Vorliegender Text
◆ ◆ ◆ ◆

Wie Sie mit kritischen Fragen souverän umgehen

Die Präsentation ist gut vorbereitet und läuft wie am Schnürchen. Sie sind beflügelt, sie sind im Flow. Bis zur Zwischenfrage, einer kritischen. Und die wirft Sie total aus dem Konzept. Ein Angriff? Will mich jemand bloßstellen? Was steckt dahinter? Schnell kochen die Emotionen hoch, wir werden nervös und unkonzentriert. Doch dagegen kann man etwas machen …

Ein Einzelfall? Wohl nicht. Die meisten von uns verfügen über solche Erfahrungen. Mehr oder weniger haben wir uns mit Situationen dieser Art arrangiert und kommen auch irgendwie durch. Aber es bleibt eine Unsicherheit. Und diese Angst schwächt uns. Wir sind nicht so brillant wie wir sein könnten.

Gerade aber Souveränität und Gelassenheit machen eine erfolgreiche Präsentation aus. Sie / er steht vorne ruhig und gesammelt, hat lebendigen Kontakt zum Publikum, schafft eine gute Atmosphäre und bringt, wenn es passt, das Publikum zum Schmunzeln oder gar zum Lachen. In einigen wenigen Fällen ist das Naturbegabung. In den allermeisten Fällen ist es das Ergebnis von langjähriger Arbeit an sich selbst und von viel Praxis.
Die Voraussetzungen bringt jeder mit. Jeder kann andere Menschen von den Dingen begeistern, für die er brennt, sei es das Hobby, eine berufliche Vision oder eine Glaubensfrage. Warum können wir es nicht im beruflichen Umfeld, warum knicken wir innerlich ein, wenn wir vor eine Gruppe von Menschen oder gar einen Saal treten? Und warum haben wir so furchtbar Angst vor (kritischen) Fragen?

Wahrnehmung beruhigt

Auf diese Fragen gibt es Antworten. Als ersten Schritt empfiehlt es sich seine Wahrnehmung zu verbessern. Indem man seine Sinne, voranging das Sehen und das Hören, schult, bekommt man einen besseren Kontakt zu sich selber. Wenn ich zum Beispiel das Sehen modifiziere, indem ich nicht ein Objekt aktiv anstarre, sondern die von ihm ausgehenden Bilder zu mir strömen lasse und innerlich aufnehme, was man als einen passiven Vorgang empfinden kann, verändert sich meine Weltsicht. Ich bin nun in der Lage, wahrzunehmen, was von den Menschen, mit denen ich spreche, ausgeht. Ich bin daran interessiert wahrzunehmen, ob sie wach oder verschlafen aussehen, ob sie blitzende oder trübe Augen haben oder ob sie eine vitale oder matte Körperspannung haben.  Auch schaue ich in mich hinein und registriere, wie all dies auf mich wirkt und welche Gefühle es in mir auslöst.

◆ ◆ ◆ ◆

Entnommene Daten
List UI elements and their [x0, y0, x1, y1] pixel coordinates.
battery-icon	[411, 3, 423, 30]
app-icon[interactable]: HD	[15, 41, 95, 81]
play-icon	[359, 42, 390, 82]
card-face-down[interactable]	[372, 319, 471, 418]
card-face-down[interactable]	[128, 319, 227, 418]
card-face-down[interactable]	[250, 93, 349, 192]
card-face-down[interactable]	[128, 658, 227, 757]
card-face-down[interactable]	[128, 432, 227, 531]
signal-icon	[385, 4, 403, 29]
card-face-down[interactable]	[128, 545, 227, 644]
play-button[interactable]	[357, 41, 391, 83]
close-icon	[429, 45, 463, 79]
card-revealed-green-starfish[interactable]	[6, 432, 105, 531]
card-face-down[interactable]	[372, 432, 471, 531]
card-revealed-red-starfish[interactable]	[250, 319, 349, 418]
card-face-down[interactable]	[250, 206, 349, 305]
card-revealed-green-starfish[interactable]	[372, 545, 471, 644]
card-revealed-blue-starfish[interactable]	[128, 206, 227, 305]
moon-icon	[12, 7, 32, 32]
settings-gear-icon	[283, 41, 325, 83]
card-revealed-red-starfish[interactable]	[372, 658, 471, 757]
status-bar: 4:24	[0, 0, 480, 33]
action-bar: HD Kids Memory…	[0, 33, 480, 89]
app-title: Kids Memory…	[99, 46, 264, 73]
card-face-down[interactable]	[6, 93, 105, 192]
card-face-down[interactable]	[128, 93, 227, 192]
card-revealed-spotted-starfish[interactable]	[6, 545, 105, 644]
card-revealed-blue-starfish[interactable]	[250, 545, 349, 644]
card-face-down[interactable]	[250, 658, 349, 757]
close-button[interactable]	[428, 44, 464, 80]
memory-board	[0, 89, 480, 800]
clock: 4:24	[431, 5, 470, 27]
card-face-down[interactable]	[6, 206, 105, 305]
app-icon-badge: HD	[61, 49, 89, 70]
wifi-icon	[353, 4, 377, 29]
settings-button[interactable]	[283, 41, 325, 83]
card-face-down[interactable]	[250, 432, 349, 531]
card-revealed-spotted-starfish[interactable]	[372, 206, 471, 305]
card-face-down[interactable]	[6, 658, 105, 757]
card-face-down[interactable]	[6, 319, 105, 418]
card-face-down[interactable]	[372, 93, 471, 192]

◆ ◆ ◆ ◆

Übungsaufgaben
(A) Welche beiden Sinne soll man laut dem Text über den Umgang mit kritischen Fragen vorrangig schulen, um die Wahrnehmung zu verbessern?
(B) Führen Sie den Text über den Umgang mit kritischen Fragen im Anschluss an seinen letzten Satz fort.

Gelöste Aufgaben
(A) Vor allem das Sehen und das Hören.

(B)
Und schon hat sich etwas verändert. Ich schaue nicht mehr mit vor Furcht geweitetem Blick auf die Katzen im Saal, die mich kleine Maus am Rednerpult fressen wollen, sondern ich freue mich darüber, so viele verschiedene Menschen mit so vielen verschiedenen Ausstrahlungen anschauen zu dürfen. Wenn Ihnen dieses gelingt, und das kann jeder Mensch erreichen, werden Sie eine völlig andere Figur da vorne machen. Und es wird Ihnen, möglicherweise im Gegensatz zu bisherigen Erfahrungen, einen Riesenspaß machen, Ihr Anliegen den Menschen zu vermitteln.

Nonverbales wahrnehmen

Jeder kennt das Gefühl, eine Person zu treffen und sicher zu wissen, dass etwas mit ihr nicht stimmt. Nonverbale Signale haben eine eindeutige Information übermittelt. Oder Sie betreten einen Raum und spüren sofort, ob hier eine gelöste lockere Atmosphäre herrscht oder Stress.
Wir haben diese Antennen. Und wir dürfen sie benutzen. Wenn Sie Ihre Wahrnehmung für die atmosphärischen Schwingungen verfeinert haben, betreten Sie einen Besprechungsraum oder ein Rednerpodium mit hellwachen Sinnen. Und Sie wissen sofort, was vorgeht. So können Sie souverän und gelassen auf die jeweilige Stimmung reagieren und auf sie eingehen. Damit behalten Sie die Fäden in die Hand. Ansonsten würden sie vielleicht mit Ihrem Statement oder Ihrer Rede beginnen und plötzlich merken, dass Ihnen die Führung entgleitet. Je genauer Sie also Ihre Sinne geschult haben und Ihre feinen Wahrnehmungen ernst nehmen, umso genauer agieren und kommunizieren Sie.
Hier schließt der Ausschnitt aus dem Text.